> **EXERCISE BRIEF**
Put every line of the material below into a numbered list, skipping any blank lines. Leave the picture out of your answer.

> **RECORDS PROVIDED**
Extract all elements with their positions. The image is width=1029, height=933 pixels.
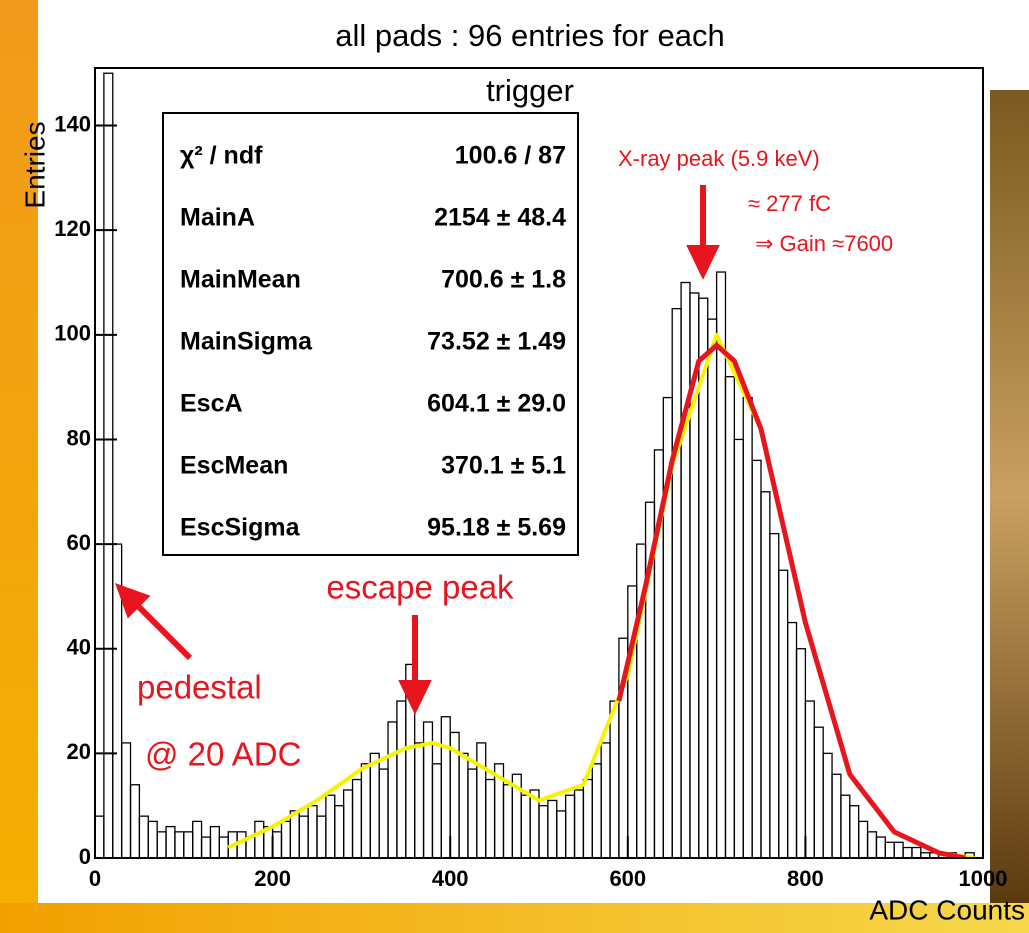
y-tick-label: 80	[67, 425, 91, 450]
stat-name: EscSigma	[180, 514, 301, 542]
annotation: escape peak	[326, 569, 514, 606]
annotation: @ 20 ADC	[145, 736, 301, 773]
x-tick-label: 1000	[959, 866, 1008, 891]
stat-name: MainSigma	[180, 328, 313, 356]
chart-title: all pads : 96 entries for each trigger	[305, 8, 755, 118]
x-tick-label: 200	[254, 866, 291, 891]
y-axis-label: Entries	[19, 121, 50, 208]
stat-value: 370.1 ± 5.1	[441, 452, 566, 480]
x-axis-label: ADC Counts	[869, 894, 1025, 925]
stat-value: 700.6 ± 1.8	[441, 266, 566, 294]
page: 0 200 400 600 800 1000 0 20 40 60 80 100 120 140 Entr…	[0, 0, 1029, 933]
x-tick-label: 800	[787, 866, 824, 891]
stat-name: MainA	[180, 204, 255, 232]
x-tick-label: 600	[609, 866, 646, 891]
x-tick-label: 400	[432, 866, 469, 891]
stat-value: 95.18 ± 5.69	[427, 514, 566, 542]
y-tick-label: 100	[54, 321, 91, 346]
annotation: X-ray peak (5.9 keV)	[618, 146, 820, 171]
stat-value: 2154 ± 48.4	[434, 204, 566, 232]
stat-value: 73.52 ± 1.49	[427, 328, 566, 356]
stat-name: EscMean	[180, 452, 288, 480]
y-tick-label: 60	[67, 530, 91, 555]
annotation: ⇒ Gain ≈7600	[755, 231, 893, 256]
annotation: ≈ 277 fC	[748, 191, 831, 216]
x-tick-label: 0	[89, 866, 101, 891]
annotation: pedestal	[137, 669, 262, 706]
stat-value: 100.6 / 87	[455, 142, 566, 170]
y-tick-label: 40	[67, 635, 91, 660]
stat-name: MainMean	[180, 266, 301, 294]
y-tick-label: 120	[54, 216, 91, 241]
y-tick-label: 0	[79, 844, 91, 869]
chart: 0 200 400 600 800 1000 0 20 40 60 80 100 120 140 Entr…	[0, 0, 1029, 933]
stat-name: EscA	[180, 390, 243, 418]
y-tick-label: 140	[54, 111, 91, 136]
y-tick-label: 20	[67, 739, 91, 764]
stat-name: χ² / ndf	[180, 142, 263, 170]
stat-value: 604.1 ± 29.0	[427, 390, 566, 418]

> **REPLY**
1. Extract all elements with their positions. The image is width=1029, height=933 pixels.
2. y-tick-label: 80	[67, 425, 91, 450]
3. stat-name: EscSigma	[180, 514, 301, 542]
4. annotation: escape peak	[326, 569, 514, 606]
5. annotation: @ 20 ADC	[145, 736, 301, 773]
6. x-tick-label: 1000	[959, 866, 1008, 891]
7. stat-name: MainSigma	[180, 328, 313, 356]
8. chart-title: all pads : 96 entries for each trigger	[305, 8, 755, 118]
9. x-tick-label: 200	[254, 866, 291, 891]
10. y-axis-label: Entries	[19, 121, 50, 208]
11. stat-value: 370.1 ± 5.1	[441, 452, 566, 480]
12. x-axis-label: ADC Counts	[869, 894, 1025, 925]
13. stat-value: 700.6 ± 1.8	[441, 266, 566, 294]
14. page: 0 200 400 600 800 1000 0 20 40 60 80 100 120 140 Entr…	[0, 0, 1029, 933]
15. x-tick-label: 800	[787, 866, 824, 891]
16. stat-name: MainA	[180, 204, 255, 232]
17. x-tick-label: 600	[609, 866, 646, 891]
18. x-tick-label: 400	[432, 866, 469, 891]
19. stat-value: 95.18 ± 5.69	[427, 514, 566, 542]
20. y-tick-label: 100	[54, 321, 91, 346]
21. annotation: X-ray peak (5.9 keV)	[618, 146, 820, 171]
22. stat-value: 2154 ± 48.4	[434, 204, 566, 232]
23. stat-value: 73.52 ± 1.49	[427, 328, 566, 356]
24. stat-name: EscMean	[180, 452, 288, 480]
25. y-tick-label: 60	[67, 530, 91, 555]
26. annotation: ⇒ Gain ≈7600	[755, 231, 893, 256]
27. annotation: ≈ 277 fC	[748, 191, 831, 216]
28. x-tick-label: 0	[89, 866, 101, 891]
29. annotation: pedestal	[137, 669, 262, 706]
30. stat-value: 100.6 / 87	[455, 142, 566, 170]
31. y-tick-label: 40	[67, 635, 91, 660]
32. stat-name: MainMean	[180, 266, 301, 294]
33. y-tick-label: 120	[54, 216, 91, 241]
34. y-tick-label: 0	[79, 844, 91, 869]
35. chart: 0 200 400 600 800 1000 0 20 40 60 80 100 120 140 Entr…	[0, 0, 1029, 933]
36. stat-name: EscA	[180, 390, 243, 418]
37. y-tick-label: 140	[54, 111, 91, 136]
38. y-tick-label: 20	[67, 739, 91, 764]
39. stat-name: χ² / ndf	[180, 142, 263, 170]
40. stat-value: 604.1 ± 29.0	[427, 390, 566, 418]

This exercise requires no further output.